* Aim *
Transcribe only the part of the listing below that begins at the line containing "Transcribe this image's" and runs to its final line, keeping both ends.
-- start of Rows --
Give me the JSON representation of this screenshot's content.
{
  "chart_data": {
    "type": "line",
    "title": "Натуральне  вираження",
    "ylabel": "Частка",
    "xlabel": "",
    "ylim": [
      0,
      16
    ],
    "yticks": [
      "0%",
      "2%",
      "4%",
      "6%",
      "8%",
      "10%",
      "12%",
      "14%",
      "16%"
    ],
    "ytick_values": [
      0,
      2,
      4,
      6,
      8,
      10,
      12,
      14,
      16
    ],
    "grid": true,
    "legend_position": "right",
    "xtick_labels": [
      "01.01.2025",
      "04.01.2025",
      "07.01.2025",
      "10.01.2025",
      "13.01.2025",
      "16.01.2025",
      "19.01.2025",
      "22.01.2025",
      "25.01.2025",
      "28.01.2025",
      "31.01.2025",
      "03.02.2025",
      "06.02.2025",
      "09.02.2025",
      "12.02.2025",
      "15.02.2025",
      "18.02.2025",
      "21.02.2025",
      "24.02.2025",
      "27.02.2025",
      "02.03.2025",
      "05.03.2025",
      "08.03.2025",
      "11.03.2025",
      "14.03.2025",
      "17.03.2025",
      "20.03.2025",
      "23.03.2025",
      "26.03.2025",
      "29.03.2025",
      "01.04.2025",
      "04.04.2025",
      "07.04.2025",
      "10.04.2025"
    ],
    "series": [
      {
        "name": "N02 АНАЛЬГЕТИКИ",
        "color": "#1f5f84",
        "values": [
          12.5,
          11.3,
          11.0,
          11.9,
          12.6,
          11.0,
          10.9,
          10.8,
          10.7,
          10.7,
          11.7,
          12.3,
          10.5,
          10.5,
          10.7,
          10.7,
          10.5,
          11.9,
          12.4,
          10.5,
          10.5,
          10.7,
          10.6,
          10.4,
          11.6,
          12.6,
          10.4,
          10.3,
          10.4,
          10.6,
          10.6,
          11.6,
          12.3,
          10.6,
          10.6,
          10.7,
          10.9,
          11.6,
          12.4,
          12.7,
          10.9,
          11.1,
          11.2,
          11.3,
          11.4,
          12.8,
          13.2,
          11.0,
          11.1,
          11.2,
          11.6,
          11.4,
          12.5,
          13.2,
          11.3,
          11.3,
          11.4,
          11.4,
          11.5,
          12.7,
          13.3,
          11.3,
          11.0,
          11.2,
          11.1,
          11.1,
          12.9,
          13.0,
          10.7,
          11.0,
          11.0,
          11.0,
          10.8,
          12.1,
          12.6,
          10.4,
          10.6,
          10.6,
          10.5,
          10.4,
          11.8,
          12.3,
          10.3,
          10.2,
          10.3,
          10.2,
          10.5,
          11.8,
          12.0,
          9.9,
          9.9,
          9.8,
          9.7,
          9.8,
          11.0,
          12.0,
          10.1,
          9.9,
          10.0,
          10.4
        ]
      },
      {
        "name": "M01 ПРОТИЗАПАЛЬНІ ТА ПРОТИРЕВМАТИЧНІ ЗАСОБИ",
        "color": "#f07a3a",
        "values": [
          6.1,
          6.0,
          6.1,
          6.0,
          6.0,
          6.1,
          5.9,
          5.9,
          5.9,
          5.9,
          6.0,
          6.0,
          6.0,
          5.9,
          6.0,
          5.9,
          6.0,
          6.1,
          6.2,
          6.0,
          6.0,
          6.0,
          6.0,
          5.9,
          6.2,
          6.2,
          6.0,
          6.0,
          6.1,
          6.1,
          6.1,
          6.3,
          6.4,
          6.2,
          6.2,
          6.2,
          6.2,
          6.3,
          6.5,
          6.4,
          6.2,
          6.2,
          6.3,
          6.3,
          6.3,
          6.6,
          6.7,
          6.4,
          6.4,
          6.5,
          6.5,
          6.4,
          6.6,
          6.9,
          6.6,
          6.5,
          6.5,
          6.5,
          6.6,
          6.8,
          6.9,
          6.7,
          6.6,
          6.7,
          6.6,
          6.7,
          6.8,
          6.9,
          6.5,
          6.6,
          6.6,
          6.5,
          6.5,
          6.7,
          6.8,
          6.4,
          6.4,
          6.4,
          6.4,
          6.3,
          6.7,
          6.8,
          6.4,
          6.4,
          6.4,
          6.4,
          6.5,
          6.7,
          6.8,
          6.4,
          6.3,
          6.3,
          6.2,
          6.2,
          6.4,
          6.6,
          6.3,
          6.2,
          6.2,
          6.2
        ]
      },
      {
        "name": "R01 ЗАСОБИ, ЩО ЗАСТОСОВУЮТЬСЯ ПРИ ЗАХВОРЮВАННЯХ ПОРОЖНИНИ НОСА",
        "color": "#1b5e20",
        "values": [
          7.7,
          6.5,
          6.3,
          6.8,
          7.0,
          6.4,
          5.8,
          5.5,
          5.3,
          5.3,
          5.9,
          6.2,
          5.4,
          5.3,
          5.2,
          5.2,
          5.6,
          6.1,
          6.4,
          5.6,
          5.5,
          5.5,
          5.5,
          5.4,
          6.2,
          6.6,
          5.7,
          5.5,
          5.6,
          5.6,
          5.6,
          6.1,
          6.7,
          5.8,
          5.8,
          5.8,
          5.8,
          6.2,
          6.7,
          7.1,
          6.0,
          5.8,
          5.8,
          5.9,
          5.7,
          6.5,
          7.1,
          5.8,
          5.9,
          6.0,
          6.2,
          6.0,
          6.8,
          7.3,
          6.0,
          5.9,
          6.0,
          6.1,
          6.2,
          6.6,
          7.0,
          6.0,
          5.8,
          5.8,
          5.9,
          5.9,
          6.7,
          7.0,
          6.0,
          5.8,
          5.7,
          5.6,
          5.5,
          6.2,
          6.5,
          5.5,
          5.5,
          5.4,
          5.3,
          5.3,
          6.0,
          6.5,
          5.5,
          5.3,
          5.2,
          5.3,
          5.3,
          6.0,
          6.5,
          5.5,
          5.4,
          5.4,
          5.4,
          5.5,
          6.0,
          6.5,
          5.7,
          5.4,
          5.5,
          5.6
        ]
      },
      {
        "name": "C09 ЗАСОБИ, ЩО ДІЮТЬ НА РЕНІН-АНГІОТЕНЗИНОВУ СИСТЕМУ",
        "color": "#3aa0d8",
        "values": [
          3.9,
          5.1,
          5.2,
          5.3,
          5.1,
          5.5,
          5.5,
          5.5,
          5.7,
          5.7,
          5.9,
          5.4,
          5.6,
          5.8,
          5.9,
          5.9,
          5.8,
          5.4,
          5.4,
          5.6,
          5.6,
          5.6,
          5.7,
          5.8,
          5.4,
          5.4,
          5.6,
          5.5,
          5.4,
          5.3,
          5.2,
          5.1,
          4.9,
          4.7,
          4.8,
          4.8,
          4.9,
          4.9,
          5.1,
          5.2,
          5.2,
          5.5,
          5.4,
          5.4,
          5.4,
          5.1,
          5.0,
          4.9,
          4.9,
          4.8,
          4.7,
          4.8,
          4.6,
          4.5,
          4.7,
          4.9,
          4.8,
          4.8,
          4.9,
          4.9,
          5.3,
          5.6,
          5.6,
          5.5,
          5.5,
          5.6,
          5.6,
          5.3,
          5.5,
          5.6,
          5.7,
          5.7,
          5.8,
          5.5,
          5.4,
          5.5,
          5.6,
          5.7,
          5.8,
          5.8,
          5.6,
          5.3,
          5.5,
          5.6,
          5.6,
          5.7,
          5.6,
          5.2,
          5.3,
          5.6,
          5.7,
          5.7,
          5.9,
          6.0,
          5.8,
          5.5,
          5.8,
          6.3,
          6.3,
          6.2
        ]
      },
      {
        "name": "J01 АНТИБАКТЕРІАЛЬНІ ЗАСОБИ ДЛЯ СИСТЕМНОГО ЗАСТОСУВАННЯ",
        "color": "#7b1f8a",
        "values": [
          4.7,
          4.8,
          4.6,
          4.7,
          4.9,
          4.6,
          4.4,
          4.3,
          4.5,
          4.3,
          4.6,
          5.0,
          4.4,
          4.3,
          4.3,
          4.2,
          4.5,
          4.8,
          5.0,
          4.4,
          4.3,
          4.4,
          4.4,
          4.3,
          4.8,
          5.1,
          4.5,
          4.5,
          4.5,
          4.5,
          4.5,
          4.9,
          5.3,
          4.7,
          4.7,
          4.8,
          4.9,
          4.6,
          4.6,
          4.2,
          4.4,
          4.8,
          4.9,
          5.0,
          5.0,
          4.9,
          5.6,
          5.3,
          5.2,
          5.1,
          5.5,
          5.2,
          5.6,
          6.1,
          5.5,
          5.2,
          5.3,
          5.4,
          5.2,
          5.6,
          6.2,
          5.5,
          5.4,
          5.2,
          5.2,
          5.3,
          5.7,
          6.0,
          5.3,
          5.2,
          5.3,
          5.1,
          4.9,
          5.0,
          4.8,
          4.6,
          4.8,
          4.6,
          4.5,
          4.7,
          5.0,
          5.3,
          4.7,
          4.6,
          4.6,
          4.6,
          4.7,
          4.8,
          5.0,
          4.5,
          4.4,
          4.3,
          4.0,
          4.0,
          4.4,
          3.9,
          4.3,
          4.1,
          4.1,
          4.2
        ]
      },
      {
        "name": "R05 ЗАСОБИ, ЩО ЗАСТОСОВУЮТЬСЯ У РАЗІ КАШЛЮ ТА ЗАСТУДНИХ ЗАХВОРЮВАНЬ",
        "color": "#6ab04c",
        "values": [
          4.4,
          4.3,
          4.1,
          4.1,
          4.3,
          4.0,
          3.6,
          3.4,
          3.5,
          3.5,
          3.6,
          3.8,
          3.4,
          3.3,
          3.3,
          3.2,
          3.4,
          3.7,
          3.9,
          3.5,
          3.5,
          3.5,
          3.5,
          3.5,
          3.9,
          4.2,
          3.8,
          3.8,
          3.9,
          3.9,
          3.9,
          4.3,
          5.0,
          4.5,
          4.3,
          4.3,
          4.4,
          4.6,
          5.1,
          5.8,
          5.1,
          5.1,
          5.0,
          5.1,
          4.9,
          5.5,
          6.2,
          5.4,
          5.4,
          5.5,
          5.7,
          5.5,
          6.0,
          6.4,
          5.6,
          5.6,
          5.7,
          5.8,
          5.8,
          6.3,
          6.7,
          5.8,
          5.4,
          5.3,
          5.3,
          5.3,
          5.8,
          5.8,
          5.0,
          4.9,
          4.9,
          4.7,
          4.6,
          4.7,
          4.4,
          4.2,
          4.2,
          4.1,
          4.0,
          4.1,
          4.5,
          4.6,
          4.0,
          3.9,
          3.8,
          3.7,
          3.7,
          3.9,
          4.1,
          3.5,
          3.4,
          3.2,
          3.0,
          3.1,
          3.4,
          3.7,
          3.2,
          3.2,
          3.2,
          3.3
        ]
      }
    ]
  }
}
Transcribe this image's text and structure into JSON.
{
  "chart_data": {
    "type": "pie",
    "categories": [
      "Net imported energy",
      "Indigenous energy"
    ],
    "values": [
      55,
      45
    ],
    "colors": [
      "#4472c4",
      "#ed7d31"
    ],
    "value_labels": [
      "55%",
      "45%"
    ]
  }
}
-- end of Rows --
* Output of the task *
Transcribe this image's text and structure into JSON.
{
  "chart_data": {
    "type": "pie",
    "categories": [
      "Net imported energy",
      "Indigenous energy"
    ],
    "values": [
      55,
      45
    ],
    "colors": [
      "#4472c4",
      "#ed7d31"
    ],
    "value_labels": [
      "55%",
      "45%"
    ]
  }
}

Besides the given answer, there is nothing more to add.